• Short exercise:
The records are to be restated in their entirety, word for word.
** Begin **
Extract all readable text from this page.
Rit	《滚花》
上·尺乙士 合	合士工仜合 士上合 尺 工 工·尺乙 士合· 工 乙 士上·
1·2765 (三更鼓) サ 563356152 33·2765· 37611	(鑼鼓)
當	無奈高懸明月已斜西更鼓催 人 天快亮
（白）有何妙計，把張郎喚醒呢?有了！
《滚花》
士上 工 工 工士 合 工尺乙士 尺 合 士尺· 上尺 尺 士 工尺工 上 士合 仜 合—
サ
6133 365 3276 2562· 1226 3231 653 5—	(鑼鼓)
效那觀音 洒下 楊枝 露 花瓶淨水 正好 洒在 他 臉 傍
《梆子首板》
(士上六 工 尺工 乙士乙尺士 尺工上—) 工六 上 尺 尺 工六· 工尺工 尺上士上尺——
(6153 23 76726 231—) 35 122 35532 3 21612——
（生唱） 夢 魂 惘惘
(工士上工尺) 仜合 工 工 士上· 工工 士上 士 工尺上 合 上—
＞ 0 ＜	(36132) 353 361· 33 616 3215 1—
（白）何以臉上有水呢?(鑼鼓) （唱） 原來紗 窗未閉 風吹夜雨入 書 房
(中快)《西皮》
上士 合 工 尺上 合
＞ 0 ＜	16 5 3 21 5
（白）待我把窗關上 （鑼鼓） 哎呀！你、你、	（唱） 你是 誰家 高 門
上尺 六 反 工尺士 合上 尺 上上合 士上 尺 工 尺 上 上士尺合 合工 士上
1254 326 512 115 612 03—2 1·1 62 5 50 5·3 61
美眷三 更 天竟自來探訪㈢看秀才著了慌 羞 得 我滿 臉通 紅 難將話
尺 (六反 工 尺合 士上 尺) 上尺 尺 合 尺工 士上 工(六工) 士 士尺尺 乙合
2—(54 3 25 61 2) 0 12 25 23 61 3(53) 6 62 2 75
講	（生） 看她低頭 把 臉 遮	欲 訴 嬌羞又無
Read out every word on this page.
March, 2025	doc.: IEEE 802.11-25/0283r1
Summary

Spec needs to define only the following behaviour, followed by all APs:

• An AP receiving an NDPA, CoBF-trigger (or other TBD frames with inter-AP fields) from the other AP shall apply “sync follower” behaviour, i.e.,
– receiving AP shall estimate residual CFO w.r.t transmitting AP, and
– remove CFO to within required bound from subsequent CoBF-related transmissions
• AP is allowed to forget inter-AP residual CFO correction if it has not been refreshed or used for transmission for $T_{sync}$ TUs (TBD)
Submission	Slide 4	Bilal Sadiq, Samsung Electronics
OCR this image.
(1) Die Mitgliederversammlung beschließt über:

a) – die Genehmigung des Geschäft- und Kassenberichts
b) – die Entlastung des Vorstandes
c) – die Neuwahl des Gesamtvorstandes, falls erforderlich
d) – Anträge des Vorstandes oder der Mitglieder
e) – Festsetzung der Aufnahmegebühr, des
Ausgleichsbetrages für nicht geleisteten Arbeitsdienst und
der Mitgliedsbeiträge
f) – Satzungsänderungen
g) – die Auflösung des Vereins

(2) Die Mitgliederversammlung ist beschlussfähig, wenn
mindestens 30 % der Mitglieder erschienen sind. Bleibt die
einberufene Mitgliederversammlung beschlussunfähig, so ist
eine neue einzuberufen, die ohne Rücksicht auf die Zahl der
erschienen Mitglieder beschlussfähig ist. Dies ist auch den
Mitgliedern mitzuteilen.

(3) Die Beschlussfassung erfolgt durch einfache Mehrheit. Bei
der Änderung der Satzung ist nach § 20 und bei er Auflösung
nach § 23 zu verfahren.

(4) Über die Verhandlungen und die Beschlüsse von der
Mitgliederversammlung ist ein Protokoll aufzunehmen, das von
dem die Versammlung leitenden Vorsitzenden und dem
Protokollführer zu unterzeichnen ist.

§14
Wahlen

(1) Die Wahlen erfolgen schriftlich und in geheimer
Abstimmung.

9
** End **
• Result of the exercise:
Extract all readable text from this page.
Rit	《滚花》
上·尺乙士 合	合士工仜合 士上合 尺 工 工·尺乙 士合· 工 乙 士上·
1·2765 (三更鼓) サ 563356152 33·2765· 37611	(鑼鼓)
當	無奈高懸明月已斜西更鼓催 人 天快亮
（白）有何妙計，把張郎喚醒呢?有了！
《滚花》
士上 工 工 工士 合 工尺乙士 尺 合 士尺· 上尺 尺 士 工尺工 上 士合 仜 合—
サ
6133 365 3276 2562· 1226 3231 653 5—	(鑼鼓)
效那觀音 洒下 楊枝 露 花瓶淨水 正好 洒在 他 臉 傍
《梆子首板》
(士上六 工 尺工 乙士乙尺士 尺工上—) 工六 上 尺 尺 工六· 工尺工 尺上士上尺——
(6153 23 76726 231—) 35 122 35532 3 21612——
（生唱） 夢 魂 惘惘
(工士上工尺) 仜合 工 工 士上· 工工 士上 士 工尺上 合 上—
＞ 0 ＜	(36132) 353 361· 33 616 3215 1—
（白）何以臉上有水呢?(鑼鼓) （唱） 原來紗 窗未閉 風吹夜雨入 書 房
(中快)《西皮》
上士 合 工 尺上 合
＞ 0 ＜	16 5 3 21 5
（白）待我把窗關上 （鑼鼓） 哎呀！你、你、	（唱） 你是 誰家 高 門
上尺 六 反 工尺士 合上 尺 上上合 士上 尺 工 尺 上 上士尺合 合工 士上
1254 326 512 115 612 03—2 1·1 62 5 50 5·3 61
美眷三 更 天竟自來探訪㈢看秀才著了慌 羞 得 我滿 臉通 紅 難將話
尺 (六反 工 尺合 士上 尺) 上尺 尺 合 尺工 士上 工(六工) 士 士尺尺 乙合
2—(54 3 25 61 2) 0 12 25 23 61 3(53) 6 62 2 75
講	（生） 看她低頭 把 臉 遮	欲 訴 嬌羞又無
Read out every word on this page.
March, 2025	doc.: IEEE 802.11-25/0283r1
Summary

Spec needs to define only the following behaviour, followed by all APs:

• An AP receiving an NDPA, CoBF-trigger (or other TBD frames with inter-AP fields) from the other AP shall apply “sync follower” behaviour, i.e.,
– receiving AP shall estimate residual CFO w.r.t transmitting AP, and
– remove CFO to within required bound from subsequent CoBF-related transmissions
• AP is allowed to forget inter-AP residual CFO correction if it has not been refreshed or used for transmission for $T_{sync}$ TUs (TBD)
Submission	Slide 4	Bilal Sadiq, Samsung Electronics
OCR this image.
(1) Die Mitgliederversammlung beschließt über:

a) – die Genehmigung des Geschäft- und Kassenberichts
b) – die Entlastung des Vorstandes
c) – die Neuwahl des Gesamtvorstandes, falls erforderlich
d) – Anträge des Vorstandes oder der Mitglieder
e) – Festsetzung der Aufnahmegebühr, des
Ausgleichsbetrages für nicht geleisteten Arbeitsdienst und
der Mitgliedsbeiträge
f) – Satzungsänderungen
g) – die Auflösung des Vereins

(2) Die Mitgliederversammlung ist beschlussfähig, wenn
mindestens 30 % der Mitglieder erschienen sind. Bleibt die
einberufene Mitgliederversammlung beschlussunfähig, so ist
eine neue einzuberufen, die ohne Rücksicht auf die Zahl der
erschienen Mitglieder beschlussfähig ist. Dies ist auch den
Mitgliedern mitzuteilen.

(3) Die Beschlussfassung erfolgt durch einfache Mehrheit. Bei
der Änderung der Satzung ist nach § 20 und bei er Auflösung
nach § 23 zu verfahren.

(4) Über die Verhandlungen und die Beschlüsse von der
Mitgliederversammlung ist ein Protokoll aufzunehmen, das von
dem die Versammlung leitenden Vorsitzenden und dem
Protokollführer zu unterzeichnen ist.

§14
Wahlen

(1) Die Wahlen erfolgen schriftlich und in geheimer
Abstimmung.

9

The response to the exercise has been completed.